Dataset items:
--------------------
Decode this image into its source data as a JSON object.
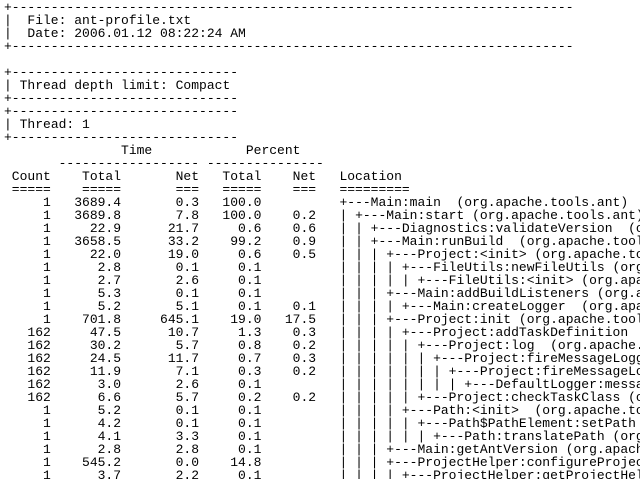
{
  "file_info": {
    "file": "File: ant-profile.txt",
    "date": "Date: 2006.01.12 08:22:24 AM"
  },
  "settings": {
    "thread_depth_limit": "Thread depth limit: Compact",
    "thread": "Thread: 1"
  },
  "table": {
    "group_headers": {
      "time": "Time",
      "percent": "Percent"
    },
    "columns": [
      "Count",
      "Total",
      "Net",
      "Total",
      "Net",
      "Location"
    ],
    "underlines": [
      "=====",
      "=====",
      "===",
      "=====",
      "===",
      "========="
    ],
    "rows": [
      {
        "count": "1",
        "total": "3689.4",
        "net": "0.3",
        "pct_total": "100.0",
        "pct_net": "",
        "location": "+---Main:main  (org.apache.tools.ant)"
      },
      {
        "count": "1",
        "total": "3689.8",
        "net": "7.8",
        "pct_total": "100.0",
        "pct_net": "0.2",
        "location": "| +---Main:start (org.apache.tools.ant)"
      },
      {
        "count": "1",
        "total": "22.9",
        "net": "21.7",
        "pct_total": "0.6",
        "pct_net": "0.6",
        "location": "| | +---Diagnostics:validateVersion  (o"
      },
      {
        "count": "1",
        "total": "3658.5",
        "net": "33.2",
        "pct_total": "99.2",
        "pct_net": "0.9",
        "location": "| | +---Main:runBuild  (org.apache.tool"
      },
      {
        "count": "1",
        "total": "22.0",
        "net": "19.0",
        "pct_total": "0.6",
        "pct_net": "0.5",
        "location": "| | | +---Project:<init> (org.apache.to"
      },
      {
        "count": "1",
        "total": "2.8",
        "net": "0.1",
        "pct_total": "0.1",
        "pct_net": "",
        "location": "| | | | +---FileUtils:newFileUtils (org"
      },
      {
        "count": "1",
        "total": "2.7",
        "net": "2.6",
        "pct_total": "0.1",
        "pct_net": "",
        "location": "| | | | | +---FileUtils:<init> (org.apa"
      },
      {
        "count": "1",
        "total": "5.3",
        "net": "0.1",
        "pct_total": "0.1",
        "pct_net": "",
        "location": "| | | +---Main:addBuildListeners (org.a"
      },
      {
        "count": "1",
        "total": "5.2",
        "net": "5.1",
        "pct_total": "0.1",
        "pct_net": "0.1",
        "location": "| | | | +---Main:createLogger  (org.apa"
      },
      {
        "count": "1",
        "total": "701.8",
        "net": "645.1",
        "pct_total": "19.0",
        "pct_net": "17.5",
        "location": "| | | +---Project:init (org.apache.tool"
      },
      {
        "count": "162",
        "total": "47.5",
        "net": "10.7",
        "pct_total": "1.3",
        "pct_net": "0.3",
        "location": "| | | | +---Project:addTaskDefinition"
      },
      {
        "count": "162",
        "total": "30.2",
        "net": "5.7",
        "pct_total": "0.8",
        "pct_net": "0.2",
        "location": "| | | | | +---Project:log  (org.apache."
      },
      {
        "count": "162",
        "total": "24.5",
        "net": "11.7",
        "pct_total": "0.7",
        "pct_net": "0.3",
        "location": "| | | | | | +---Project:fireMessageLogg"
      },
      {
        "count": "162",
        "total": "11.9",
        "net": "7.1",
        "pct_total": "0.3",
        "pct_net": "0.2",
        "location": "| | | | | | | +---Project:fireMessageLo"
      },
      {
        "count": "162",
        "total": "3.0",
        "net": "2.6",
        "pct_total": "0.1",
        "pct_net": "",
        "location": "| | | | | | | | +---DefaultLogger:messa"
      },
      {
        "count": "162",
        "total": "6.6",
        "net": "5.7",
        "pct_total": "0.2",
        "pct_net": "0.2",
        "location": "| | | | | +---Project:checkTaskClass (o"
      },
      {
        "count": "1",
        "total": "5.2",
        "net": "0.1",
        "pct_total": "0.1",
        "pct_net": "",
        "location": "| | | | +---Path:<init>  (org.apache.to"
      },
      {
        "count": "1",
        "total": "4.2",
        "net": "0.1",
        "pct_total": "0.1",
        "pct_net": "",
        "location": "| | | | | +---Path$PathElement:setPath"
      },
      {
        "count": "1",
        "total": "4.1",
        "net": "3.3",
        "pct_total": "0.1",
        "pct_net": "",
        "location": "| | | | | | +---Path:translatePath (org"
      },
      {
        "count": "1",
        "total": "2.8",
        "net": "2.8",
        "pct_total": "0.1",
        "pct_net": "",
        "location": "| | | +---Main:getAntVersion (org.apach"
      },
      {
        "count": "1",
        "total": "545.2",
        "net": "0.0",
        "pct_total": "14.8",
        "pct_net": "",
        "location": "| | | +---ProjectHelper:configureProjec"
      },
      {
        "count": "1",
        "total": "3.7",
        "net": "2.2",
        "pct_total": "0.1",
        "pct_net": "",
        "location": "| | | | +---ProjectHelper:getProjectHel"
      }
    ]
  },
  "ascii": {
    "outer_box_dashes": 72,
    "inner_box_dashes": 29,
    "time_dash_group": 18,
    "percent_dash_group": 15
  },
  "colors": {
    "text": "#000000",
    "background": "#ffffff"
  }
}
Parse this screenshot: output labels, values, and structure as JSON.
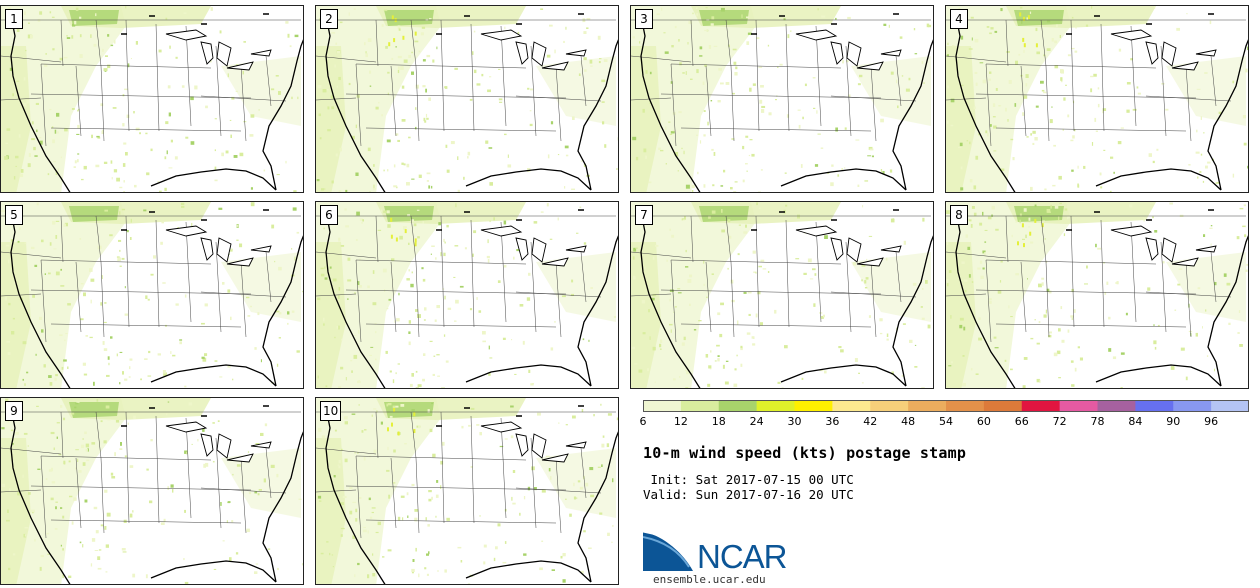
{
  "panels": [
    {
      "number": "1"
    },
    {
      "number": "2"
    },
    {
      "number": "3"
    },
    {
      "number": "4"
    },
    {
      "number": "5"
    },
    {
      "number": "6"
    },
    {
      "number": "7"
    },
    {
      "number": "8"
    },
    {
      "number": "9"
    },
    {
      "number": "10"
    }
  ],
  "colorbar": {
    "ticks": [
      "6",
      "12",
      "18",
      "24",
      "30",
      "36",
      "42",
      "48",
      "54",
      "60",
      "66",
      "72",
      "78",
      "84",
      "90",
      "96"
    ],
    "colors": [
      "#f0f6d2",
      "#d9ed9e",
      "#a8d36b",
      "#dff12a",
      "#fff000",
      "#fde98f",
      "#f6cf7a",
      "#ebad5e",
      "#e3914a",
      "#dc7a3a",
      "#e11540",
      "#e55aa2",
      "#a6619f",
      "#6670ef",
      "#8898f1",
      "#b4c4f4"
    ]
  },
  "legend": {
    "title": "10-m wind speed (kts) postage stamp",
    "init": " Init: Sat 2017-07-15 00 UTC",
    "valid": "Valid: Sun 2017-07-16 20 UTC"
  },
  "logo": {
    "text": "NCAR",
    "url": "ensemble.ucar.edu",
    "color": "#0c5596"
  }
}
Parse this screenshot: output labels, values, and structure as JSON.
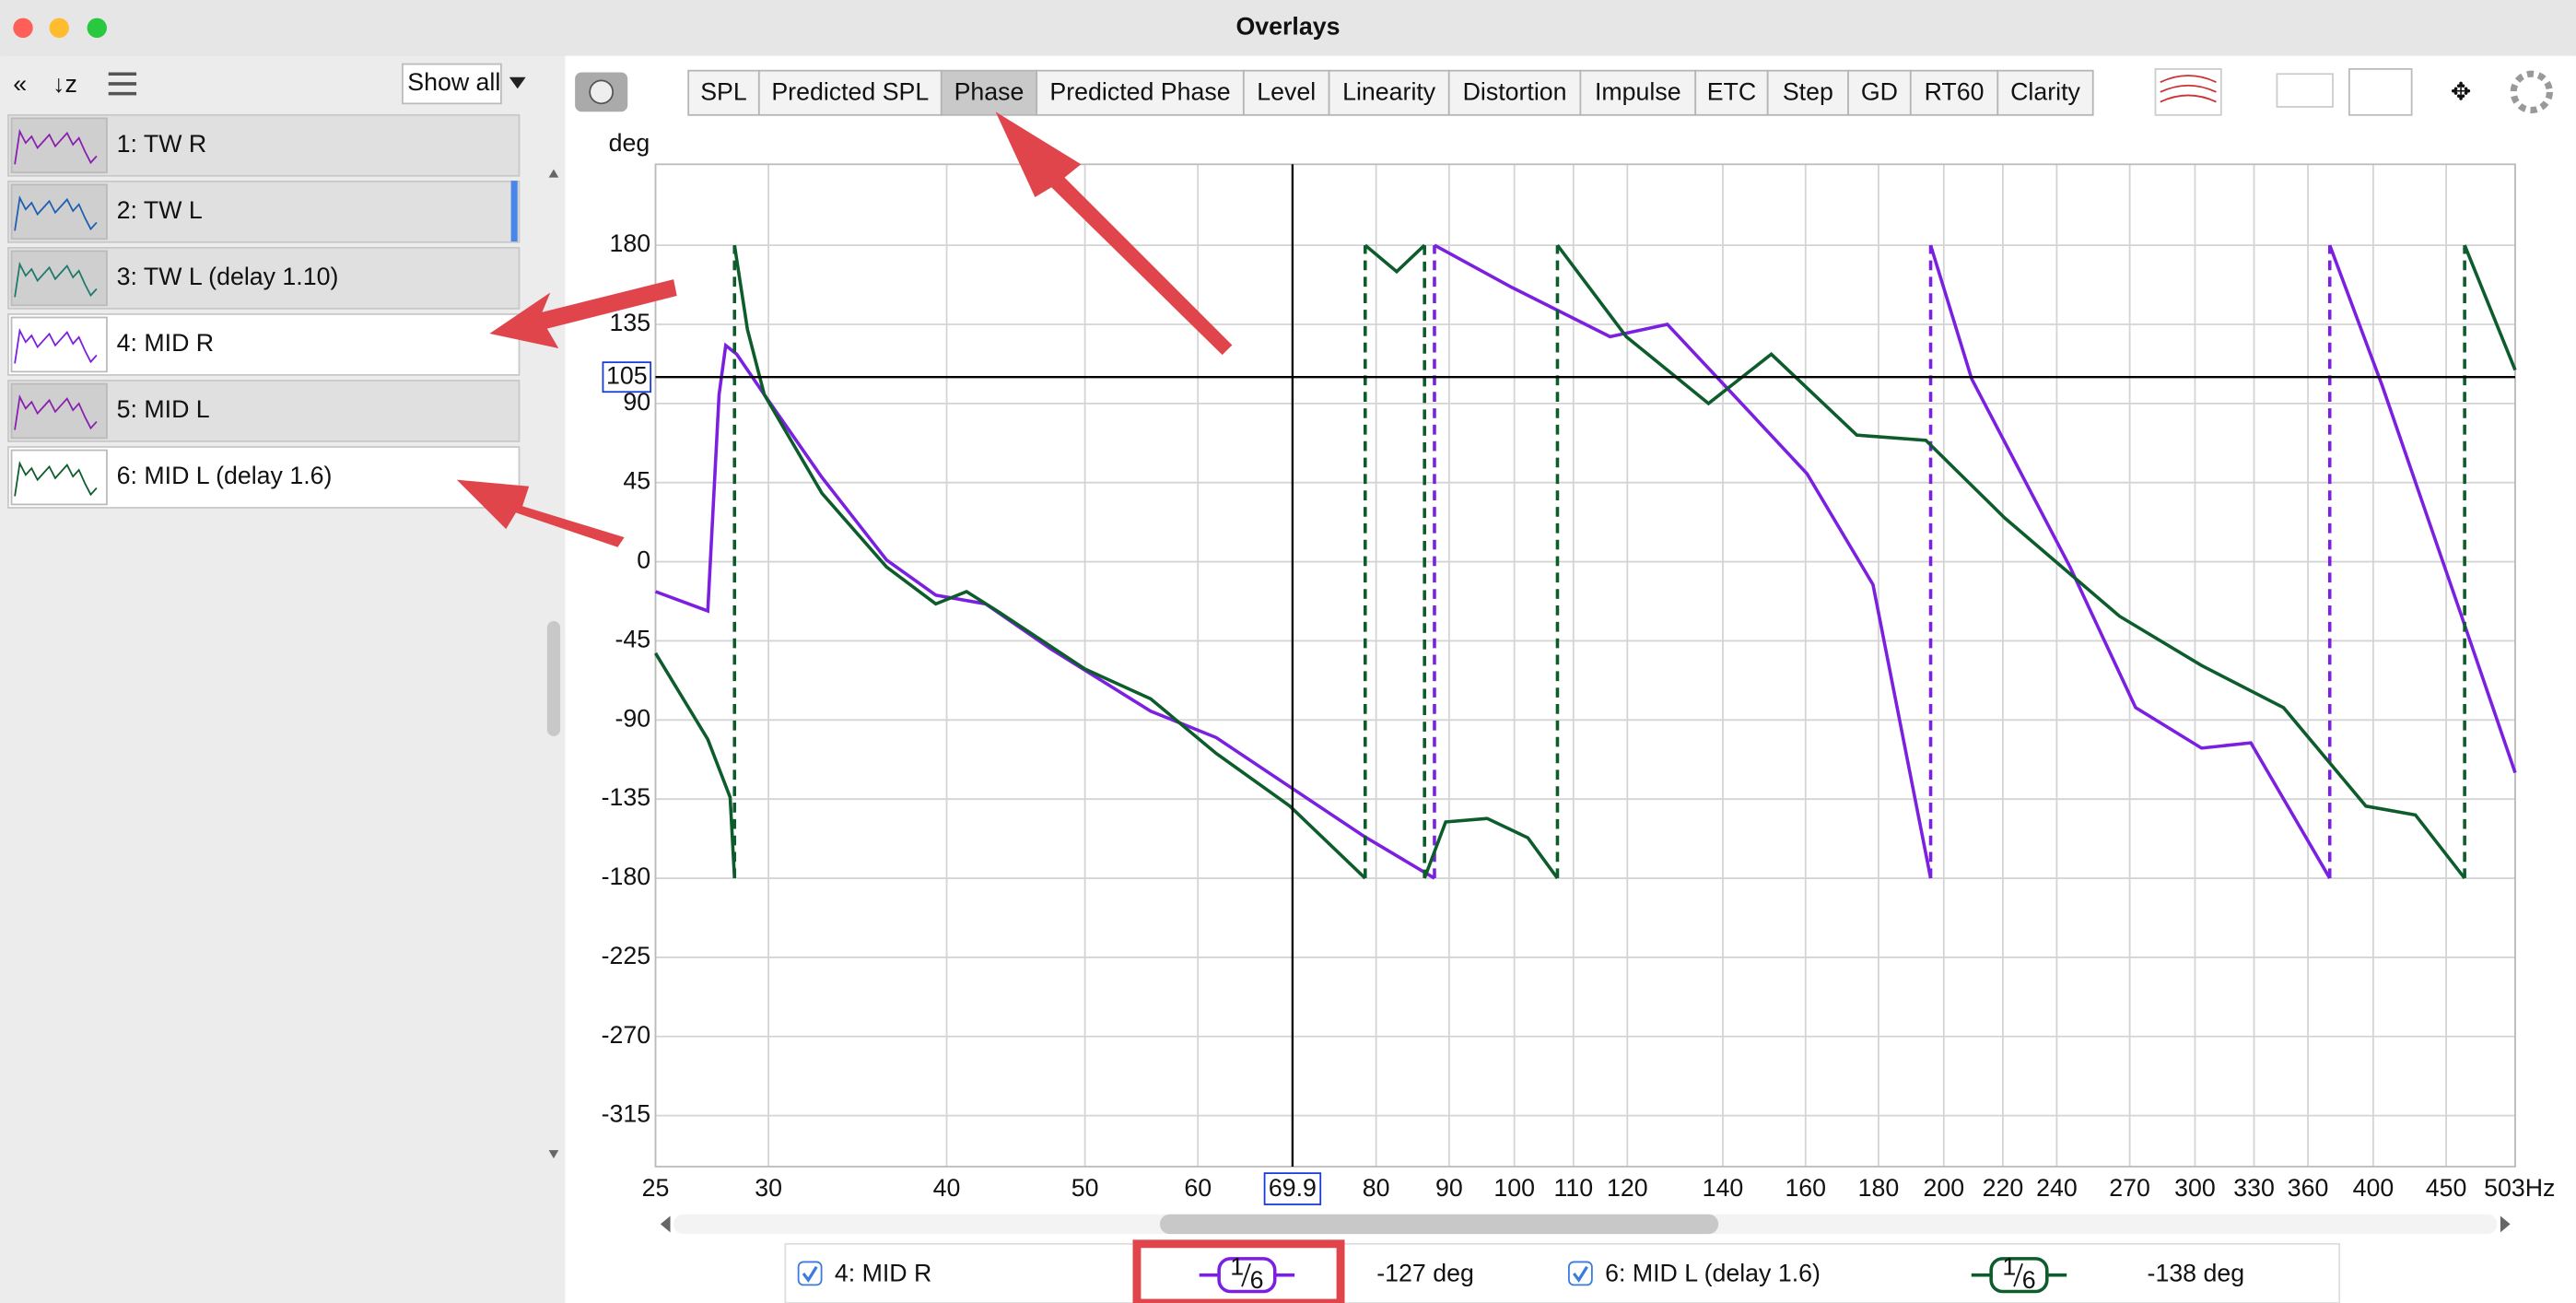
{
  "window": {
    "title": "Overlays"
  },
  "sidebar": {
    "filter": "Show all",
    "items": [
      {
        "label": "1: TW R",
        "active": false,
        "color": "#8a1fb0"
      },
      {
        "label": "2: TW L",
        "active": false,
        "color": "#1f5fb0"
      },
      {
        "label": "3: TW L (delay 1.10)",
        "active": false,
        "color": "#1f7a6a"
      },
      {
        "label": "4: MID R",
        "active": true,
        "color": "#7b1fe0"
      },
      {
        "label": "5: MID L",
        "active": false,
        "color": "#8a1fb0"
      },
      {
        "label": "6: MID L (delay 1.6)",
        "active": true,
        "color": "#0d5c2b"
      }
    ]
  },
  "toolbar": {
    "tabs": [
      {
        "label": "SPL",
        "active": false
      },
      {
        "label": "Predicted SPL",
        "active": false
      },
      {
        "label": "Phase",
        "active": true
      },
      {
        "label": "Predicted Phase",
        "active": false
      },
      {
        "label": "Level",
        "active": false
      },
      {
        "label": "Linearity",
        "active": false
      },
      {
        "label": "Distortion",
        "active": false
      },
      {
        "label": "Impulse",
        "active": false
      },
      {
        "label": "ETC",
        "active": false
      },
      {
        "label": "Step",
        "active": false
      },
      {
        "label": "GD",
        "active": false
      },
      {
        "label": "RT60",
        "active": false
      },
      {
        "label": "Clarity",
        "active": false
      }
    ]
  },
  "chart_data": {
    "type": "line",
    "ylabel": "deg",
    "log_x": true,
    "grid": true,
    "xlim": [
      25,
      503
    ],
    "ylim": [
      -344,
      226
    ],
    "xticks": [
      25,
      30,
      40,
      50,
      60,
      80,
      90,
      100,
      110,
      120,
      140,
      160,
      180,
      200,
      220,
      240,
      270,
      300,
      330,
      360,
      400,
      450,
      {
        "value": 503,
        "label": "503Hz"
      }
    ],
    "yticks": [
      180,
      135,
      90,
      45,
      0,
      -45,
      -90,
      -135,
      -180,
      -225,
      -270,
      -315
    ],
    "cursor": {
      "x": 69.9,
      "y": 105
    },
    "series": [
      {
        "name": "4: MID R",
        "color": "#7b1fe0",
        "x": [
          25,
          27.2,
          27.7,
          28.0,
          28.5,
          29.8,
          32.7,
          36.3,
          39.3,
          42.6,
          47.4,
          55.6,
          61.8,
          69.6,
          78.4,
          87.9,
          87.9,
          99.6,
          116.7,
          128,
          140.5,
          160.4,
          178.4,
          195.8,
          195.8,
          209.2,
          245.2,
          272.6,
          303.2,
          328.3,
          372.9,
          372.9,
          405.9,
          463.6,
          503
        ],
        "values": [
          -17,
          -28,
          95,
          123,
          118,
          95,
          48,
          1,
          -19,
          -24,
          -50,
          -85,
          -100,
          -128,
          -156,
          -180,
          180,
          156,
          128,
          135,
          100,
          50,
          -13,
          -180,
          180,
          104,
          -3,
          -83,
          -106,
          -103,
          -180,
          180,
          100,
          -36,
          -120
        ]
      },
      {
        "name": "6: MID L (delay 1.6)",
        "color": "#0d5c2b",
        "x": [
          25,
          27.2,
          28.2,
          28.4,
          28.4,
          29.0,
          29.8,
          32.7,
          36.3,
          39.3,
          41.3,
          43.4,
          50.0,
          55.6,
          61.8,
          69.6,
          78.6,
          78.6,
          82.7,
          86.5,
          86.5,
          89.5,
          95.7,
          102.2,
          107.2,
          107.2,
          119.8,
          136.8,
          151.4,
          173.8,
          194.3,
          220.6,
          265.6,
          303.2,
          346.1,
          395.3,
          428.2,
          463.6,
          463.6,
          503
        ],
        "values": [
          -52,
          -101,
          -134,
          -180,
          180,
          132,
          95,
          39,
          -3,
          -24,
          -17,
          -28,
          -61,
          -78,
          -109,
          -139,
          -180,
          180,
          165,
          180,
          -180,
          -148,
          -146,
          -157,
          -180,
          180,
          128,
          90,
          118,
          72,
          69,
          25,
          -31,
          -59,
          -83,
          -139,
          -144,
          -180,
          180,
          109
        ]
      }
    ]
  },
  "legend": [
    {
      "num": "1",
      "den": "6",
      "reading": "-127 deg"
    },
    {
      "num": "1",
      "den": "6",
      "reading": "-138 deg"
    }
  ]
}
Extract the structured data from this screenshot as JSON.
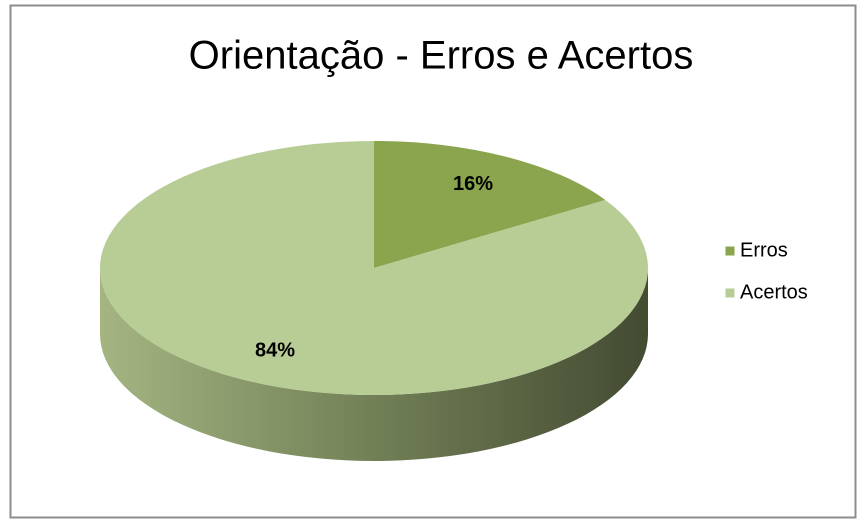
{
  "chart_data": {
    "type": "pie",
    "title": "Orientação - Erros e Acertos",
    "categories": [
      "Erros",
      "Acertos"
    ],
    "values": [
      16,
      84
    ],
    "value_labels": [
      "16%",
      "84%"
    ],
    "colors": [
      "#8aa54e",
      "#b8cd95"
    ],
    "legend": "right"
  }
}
--------------------
### [STATED GOAL]
Where a line in the entries holds the word "title", copy that line.

### [TASK ANSWER]
    "title": "10-m wind speed (kts) postage stamp",
    "title": "Overlays"
    "title": "Orientação - Erros e Acertos",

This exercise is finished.